- OBJECTIVE -
Tally the lines containing "name" and report the number alone.
· · · · ·
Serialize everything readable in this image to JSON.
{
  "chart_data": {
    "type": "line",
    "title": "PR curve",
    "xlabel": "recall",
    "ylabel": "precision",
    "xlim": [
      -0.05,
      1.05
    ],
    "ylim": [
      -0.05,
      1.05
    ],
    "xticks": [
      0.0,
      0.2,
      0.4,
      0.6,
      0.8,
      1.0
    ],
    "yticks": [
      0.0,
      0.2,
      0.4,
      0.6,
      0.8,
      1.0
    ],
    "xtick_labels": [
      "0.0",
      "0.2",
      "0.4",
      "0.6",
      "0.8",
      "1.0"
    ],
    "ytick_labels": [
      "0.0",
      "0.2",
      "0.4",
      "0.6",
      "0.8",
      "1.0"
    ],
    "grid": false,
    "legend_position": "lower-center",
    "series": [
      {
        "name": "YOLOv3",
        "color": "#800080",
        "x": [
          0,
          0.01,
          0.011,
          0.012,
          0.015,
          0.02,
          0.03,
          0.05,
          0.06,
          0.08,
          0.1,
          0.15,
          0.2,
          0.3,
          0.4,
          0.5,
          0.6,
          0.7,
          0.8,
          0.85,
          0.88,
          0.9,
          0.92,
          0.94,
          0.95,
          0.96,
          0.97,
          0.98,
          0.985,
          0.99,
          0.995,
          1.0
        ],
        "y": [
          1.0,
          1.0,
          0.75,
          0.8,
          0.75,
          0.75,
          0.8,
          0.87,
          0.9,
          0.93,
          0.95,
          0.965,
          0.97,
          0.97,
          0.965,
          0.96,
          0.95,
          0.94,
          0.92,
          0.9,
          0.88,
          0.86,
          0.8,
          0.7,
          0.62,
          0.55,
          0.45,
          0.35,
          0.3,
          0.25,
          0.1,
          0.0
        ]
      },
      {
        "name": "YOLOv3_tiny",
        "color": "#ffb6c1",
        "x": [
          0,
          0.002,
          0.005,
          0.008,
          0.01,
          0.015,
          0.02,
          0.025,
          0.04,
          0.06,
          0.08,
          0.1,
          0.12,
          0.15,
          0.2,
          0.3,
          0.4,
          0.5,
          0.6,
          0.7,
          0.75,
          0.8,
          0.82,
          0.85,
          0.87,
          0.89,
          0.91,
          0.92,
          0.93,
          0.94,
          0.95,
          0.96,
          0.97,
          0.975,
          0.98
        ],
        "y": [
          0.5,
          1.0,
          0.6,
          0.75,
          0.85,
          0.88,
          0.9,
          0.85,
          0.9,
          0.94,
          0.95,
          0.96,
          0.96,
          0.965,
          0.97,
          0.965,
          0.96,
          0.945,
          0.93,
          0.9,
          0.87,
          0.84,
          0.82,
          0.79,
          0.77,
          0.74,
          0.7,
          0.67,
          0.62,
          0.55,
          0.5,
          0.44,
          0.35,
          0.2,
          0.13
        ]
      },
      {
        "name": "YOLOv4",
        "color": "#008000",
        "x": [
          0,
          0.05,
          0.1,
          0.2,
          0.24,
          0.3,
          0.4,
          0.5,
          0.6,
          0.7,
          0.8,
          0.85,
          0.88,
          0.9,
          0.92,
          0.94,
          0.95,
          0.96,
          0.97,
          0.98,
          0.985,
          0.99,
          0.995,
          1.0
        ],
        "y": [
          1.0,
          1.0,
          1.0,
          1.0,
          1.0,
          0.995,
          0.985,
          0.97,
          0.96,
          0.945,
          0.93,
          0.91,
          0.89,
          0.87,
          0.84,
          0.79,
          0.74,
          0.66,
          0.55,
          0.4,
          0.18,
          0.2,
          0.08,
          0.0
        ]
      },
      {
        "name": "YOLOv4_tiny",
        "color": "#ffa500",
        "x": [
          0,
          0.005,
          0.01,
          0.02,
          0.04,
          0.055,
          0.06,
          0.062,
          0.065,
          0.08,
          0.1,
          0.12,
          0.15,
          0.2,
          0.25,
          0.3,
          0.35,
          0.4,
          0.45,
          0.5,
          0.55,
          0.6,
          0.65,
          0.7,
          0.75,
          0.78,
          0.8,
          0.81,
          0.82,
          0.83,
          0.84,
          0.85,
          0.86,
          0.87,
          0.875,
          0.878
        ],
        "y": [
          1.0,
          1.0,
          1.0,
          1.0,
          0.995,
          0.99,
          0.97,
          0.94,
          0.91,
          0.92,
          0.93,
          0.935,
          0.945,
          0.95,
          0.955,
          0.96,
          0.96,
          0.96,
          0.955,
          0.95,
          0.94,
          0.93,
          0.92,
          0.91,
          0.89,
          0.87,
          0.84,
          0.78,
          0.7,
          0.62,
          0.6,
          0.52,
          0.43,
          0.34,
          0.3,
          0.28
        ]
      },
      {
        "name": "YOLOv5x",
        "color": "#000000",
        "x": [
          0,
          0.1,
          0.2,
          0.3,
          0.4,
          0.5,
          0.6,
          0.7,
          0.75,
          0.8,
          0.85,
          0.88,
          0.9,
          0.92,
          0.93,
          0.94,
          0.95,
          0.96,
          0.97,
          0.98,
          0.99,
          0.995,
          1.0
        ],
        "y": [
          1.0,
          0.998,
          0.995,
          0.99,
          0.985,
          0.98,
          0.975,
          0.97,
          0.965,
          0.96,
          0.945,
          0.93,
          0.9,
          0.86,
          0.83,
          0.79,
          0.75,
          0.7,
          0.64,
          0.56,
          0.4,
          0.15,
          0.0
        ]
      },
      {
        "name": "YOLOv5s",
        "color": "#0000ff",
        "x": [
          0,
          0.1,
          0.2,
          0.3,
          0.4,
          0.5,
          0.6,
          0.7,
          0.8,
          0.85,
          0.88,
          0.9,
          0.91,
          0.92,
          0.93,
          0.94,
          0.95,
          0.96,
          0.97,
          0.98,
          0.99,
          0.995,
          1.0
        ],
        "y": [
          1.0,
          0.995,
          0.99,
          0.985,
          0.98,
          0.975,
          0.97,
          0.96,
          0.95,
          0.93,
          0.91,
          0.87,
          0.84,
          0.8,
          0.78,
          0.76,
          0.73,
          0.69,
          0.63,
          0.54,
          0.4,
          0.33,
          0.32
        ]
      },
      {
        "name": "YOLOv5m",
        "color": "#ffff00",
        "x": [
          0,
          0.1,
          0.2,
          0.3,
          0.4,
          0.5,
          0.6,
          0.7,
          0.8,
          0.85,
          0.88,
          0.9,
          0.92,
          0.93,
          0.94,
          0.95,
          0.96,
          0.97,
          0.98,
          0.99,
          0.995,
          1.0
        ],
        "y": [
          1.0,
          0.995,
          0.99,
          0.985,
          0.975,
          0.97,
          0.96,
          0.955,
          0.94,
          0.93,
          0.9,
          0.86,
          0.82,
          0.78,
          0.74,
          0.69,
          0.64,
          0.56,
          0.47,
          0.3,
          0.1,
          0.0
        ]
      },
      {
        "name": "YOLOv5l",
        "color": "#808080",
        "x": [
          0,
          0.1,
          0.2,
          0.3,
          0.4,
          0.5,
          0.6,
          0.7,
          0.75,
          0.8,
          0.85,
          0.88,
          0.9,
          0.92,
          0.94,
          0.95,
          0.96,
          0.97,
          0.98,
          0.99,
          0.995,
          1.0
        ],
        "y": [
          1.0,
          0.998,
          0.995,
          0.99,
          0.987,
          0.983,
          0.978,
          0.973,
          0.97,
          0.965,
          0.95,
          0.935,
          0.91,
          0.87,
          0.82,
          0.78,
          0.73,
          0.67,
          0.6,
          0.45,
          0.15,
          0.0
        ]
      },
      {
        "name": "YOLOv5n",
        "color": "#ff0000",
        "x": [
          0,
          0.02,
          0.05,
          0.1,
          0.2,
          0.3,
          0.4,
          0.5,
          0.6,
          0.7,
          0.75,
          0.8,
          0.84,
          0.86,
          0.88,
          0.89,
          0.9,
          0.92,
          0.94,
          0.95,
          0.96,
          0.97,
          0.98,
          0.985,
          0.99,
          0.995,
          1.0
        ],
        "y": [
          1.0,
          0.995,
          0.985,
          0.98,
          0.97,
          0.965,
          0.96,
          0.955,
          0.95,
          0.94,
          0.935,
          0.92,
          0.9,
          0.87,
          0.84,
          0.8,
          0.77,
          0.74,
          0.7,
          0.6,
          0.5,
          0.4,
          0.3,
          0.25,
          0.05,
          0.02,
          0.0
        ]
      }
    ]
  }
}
· · · · ·
- PROBLEM SOLUTION -
9